TASK DIRECTIONS: Look through the data for the string "have". Copy every line where it is found.

GIVEN DATA:
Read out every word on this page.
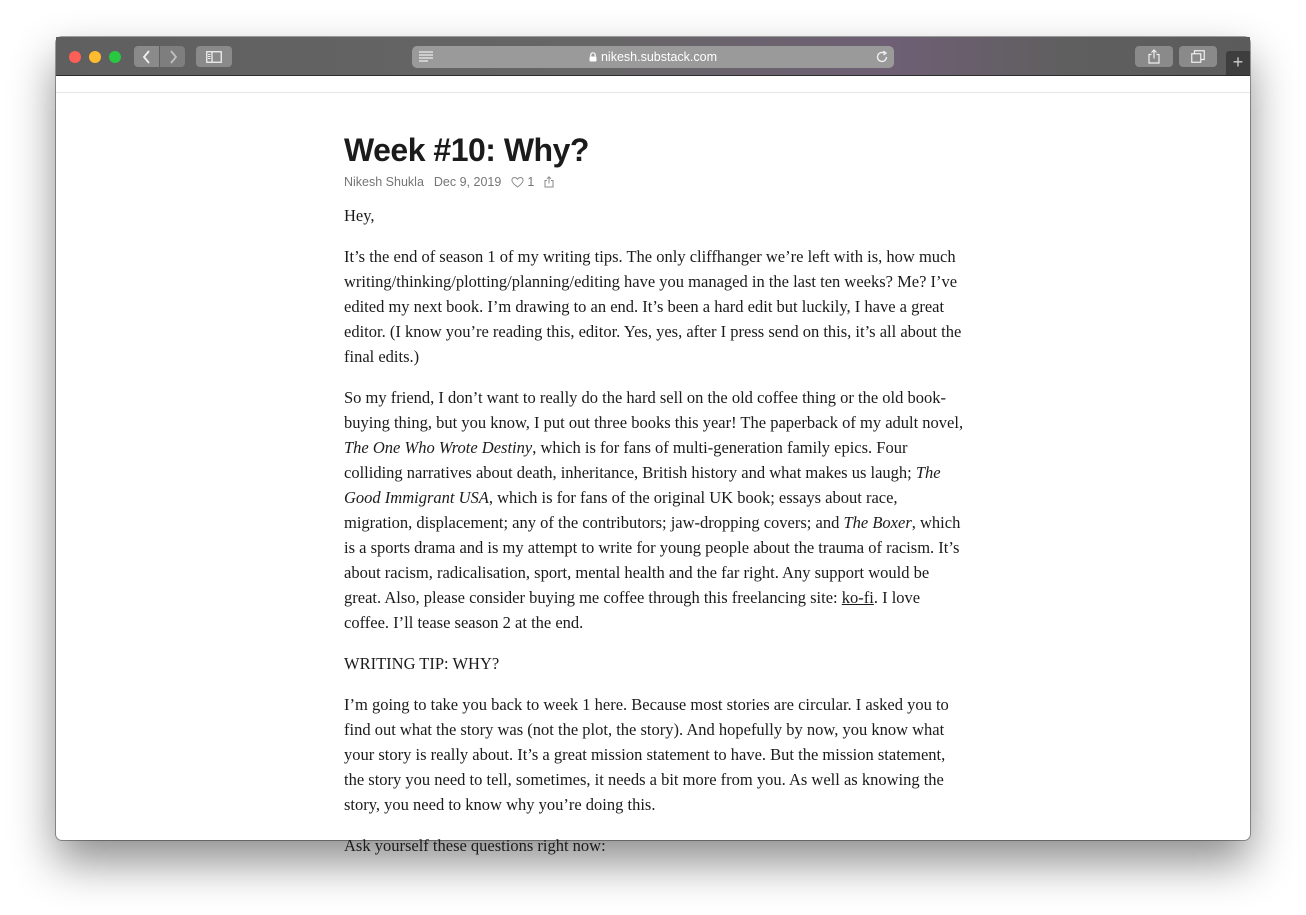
nikesh.substack.com	+
Week #10: Why?
Nikesh Shukla Dec 9, 2019 1

Hey,

It’s the end of season 1 of my writing tips. The only cliffhanger we’re left with is, how much writing/thinking/plotting/planning/editing have you managed in the last ten weeks? Me? I’ve edited my next book. I’m drawing to an end. It’s been a hard edit but luckily, I have a great editor. (I know you’re reading this, editor. Yes, yes, after I press send on this, it’s all about the final edits.)

So my friend, I don’t want to really do the hard sell on the old coffee thing or the old book-buying thing, but you know, I put out three books this year! The paperback of my adult novel, The One Who Wrote Destiny, which is for fans of multi-generation family epics. Four colliding narratives about death, inheritance, British history and what makes us laugh; The Good Immigrant USA, which is for fans of the original UK book; essays about race, migration, displacement; any of the contributors; jaw-dropping covers; and The Boxer, which is a sports drama and is my attempt to write for young people about the trauma of racism. It’s about racism, radicalisation, sport, mental health and the far right. Any support would be great. Also, please consider buying me coffee through this freelancing site: ko-fi. I love coffee. I’ll tease season 2 at the end.

WRITING TIP: WHY?

I’m going to take you back to week 1 here. Because most stories are circular. I asked you to find out what the story was (not the plot, the story). And hopefully by now, you know what your story is really about. It’s a great mission statement to have. But the mission statement, the story you need to tell, sometimes, it needs a bit more from you. As well as knowing the story, you need to know why you’re doing this.

Ask yourself these questions right now:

FULL ANSWER:
It’s the end of season 1 of my writing tips. The only cliffhanger we’re left with is, how much writing/thinking/plotting/planning/editing have you managed in the last ten weeks? Me? I’ve edited my next book. I’m drawing to an end. It’s been a hard edit but luckily, I have a great editor. (I know you’re reading this, editor. Yes, yes, after I press send on this, it’s all about the final edits.)
I’m going to take you back to week 1 here. Because most stories are circular. I asked you to find out what the story was (not the plot, the story). And hopefully by now, you know what your story is really about. It’s a great mission statement to have. But the mission statement, the story you need to tell, sometimes, it needs a bit more from you. As well as knowing the story, you need to know why you’re doing this.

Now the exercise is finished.